↓

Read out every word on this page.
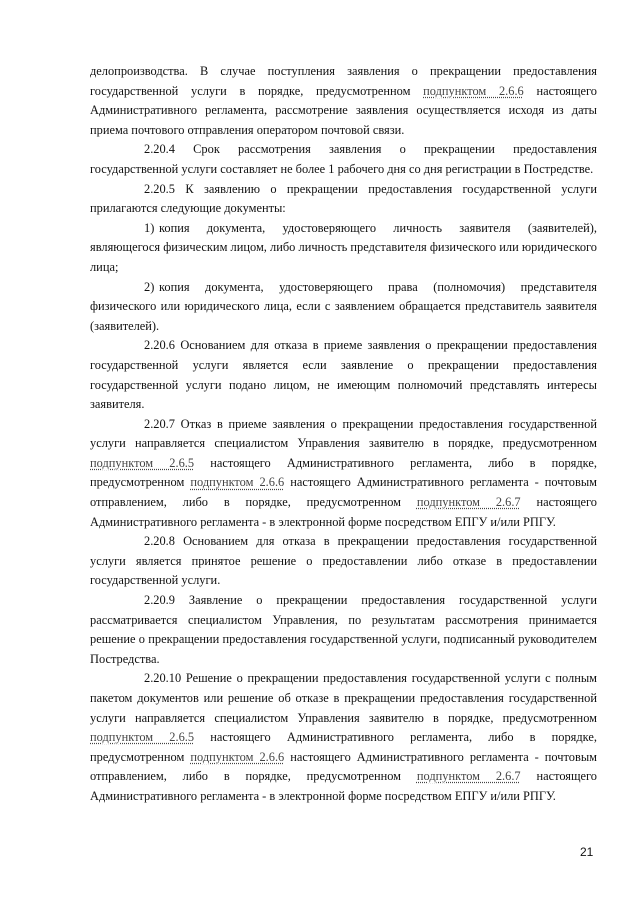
делопроизводства. В случае поступления заявления о прекращении предоставления государственной услуги в порядке, предусмотренном подпунктом 2.6.6 настоящего Административного регламента, рассмотрение заявления осуществляется исходя из даты приема почтового отправления оператором почтовой связи.

2.20.4 Срок рассмотрения заявления о прекращении предоставления государственной услуги составляет не более 1 рабочего дня со дня регистрации в Постредстве.

2.20.5 К заявлению о прекращении предоставления государственной услуги прилагаются следующие документы:

1) копия документа, удостоверяющего личность заявителя (заявителей), являющегося физическим лицом, либо личность представителя физического или юридического лица;

2) копия документа, удостоверяющего права (полномочия) представителя физического или юридического лица, если с заявлением обращается представитель заявителя (заявителей).

2.20.6 Основанием для отказа в приеме заявления о прекращении предоставления государственной услуги является если заявление о прекращении предоставления государственной услуги подано лицом, не имеющим полномочий представлять интересы заявителя.

2.20.7 Отказ в приеме заявления о прекращении предоставления государственной услуги направляется специалистом Управления заявителю в порядке, предусмотренном подпунктом 2.6.5 настоящего Административного регламента, либо в порядке, предусмотренном подпунктом 2.6.6 настоящего Административного регламента - почтовым отправлением, либо в порядке, предусмотренном подпунктом 2.6.7 настоящего Административного регламента - в электронной форме посредством ЕПГУ и/или РПГУ.

2.20.8 Основанием для отказа в прекращении предоставления государственной услуги является принятое решение о предоставлении либо отказе в предоставлении государственной услуги.

2.20.9 Заявление о прекращении предоставления государственной услуги рассматривается специалистом Управления, по результатам рассмотрения принимается решение о прекращении предоставления государственной услуги, подписанный руководителем Постредства.

2.20.10 Решение о прекращении предоставления государственной услуги с полным пакетом документов или решение об отказе в прекращении предоставления государственной услуги направляется специалистом Управления заявителю в порядке, предусмотренном подпунктом 2.6.5 настоящего Административного регламента, либо в порядке, предусмотренном подпунктом 2.6.6 настоящего Административного регламента - почтовым отправлением, либо в порядке, предусмотренном подпунктом 2.6.7 настоящего Административного регламента - в электронной форме посредством ЕПГУ и/или РПГУ.

21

↑

- _EXERCISE TASK_:
Return to the listing above and set it down exactly, leaving out its pictures.

- _REPLY_:
Read out every word on this page.
делопроизводства. В случае поступления заявления о прекращении предоставления государственной услуги в порядке, предусмотренном подпунктом 2.6.6 настоящего Административного регламента, рассмотрение заявления осуществляется исходя из даты приема почтового отправления оператором почтовой связи.

2.20.4 Срок рассмотрения заявления о прекращении предоставления государственной услуги составляет не более 1 рабочего дня со дня регистрации в Постредстве.

2.20.5 К заявлению о прекращении предоставления государственной услуги прилагаются следующие документы:

1) копия документа, удостоверяющего личность заявителя (заявителей), являющегося физическим лицом, либо личность представителя физического или юридического лица;

2) копия документа, удостоверяющего права (полномочия) представителя физического или юридического лица, если с заявлением обращается представитель заявителя (заявителей).

2.20.6 Основанием для отказа в приеме заявления о прекращении предоставления государственной услуги является если заявление о прекращении предоставления государственной услуги подано лицом, не имеющим полномочий представлять интересы заявителя.

2.20.7 Отказ в приеме заявления о прекращении предоставления государственной услуги направляется специалистом Управления заявителю в порядке, предусмотренном подпунктом 2.6.5 настоящего Административного регламента, либо в порядке, предусмотренном подпунктом 2.6.6 настоящего Административного регламента - почтовым отправлением, либо в порядке, предусмотренном подпунктом 2.6.7 настоящего Административного регламента - в электронной форме посредством ЕПГУ и/или РПГУ.

2.20.8 Основанием для отказа в прекращении предоставления государственной услуги является принятое решение о предоставлении либо отказе в предоставлении государственной услуги.

2.20.9 Заявление о прекращении предоставления государственной услуги рассматривается специалистом Управления, по результатам рассмотрения принимается решение о прекращении предоставления государственной услуги, подписанный руководителем Постредства.

2.20.10 Решение о прекращении предоставления государственной услуги с полным пакетом документов или решение об отказе в прекращении предоставления государственной услуги направляется специалистом Управления заявителю в порядке, предусмотренном подпунктом 2.6.5 настоящего Административного регламента, либо в порядке, предусмотренном подпунктом 2.6.6 настоящего Административного регламента - почтовым отправлением, либо в порядке, предусмотренном подпунктом 2.6.7 настоящего Административного регламента - в электронной форме посредством ЕПГУ и/или РПГУ.

21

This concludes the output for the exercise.